EXERCISE BRIEF –
Where a line holds "translation", copy it.

Records from a data collection –
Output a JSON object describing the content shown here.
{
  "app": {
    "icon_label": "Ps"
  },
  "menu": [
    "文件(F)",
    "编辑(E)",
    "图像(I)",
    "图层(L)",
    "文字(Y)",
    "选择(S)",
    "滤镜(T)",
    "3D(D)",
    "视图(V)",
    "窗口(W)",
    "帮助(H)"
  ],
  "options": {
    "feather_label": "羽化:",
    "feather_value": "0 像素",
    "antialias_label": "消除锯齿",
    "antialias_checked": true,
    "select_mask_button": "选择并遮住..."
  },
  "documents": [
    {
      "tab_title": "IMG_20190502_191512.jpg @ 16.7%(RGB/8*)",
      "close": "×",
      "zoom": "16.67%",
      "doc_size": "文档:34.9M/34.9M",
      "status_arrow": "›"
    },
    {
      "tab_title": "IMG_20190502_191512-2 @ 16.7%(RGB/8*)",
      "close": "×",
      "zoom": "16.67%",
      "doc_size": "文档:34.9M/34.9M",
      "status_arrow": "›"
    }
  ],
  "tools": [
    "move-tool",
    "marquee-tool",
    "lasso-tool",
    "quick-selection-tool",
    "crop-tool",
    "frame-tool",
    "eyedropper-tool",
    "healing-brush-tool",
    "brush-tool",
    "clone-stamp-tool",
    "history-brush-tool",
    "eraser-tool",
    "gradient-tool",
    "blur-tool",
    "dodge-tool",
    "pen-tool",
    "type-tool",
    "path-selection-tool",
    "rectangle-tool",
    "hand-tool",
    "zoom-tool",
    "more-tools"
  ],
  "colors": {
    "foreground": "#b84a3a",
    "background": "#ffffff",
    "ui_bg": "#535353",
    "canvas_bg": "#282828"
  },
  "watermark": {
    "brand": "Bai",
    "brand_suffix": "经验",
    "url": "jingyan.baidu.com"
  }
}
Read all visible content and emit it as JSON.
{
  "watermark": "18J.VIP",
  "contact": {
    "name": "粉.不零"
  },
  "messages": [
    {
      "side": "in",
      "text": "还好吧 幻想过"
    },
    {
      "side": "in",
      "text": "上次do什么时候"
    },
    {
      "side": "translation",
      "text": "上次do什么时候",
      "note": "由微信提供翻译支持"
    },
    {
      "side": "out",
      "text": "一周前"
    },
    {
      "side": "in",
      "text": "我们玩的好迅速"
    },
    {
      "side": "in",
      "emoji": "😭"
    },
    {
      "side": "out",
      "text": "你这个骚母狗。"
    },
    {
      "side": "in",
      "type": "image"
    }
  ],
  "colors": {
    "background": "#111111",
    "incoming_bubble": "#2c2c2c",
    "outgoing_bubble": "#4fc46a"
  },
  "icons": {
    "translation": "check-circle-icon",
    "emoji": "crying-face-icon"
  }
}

FULL SOLUTION –
      "side": "translation",
    "translation": "check-circle-icon",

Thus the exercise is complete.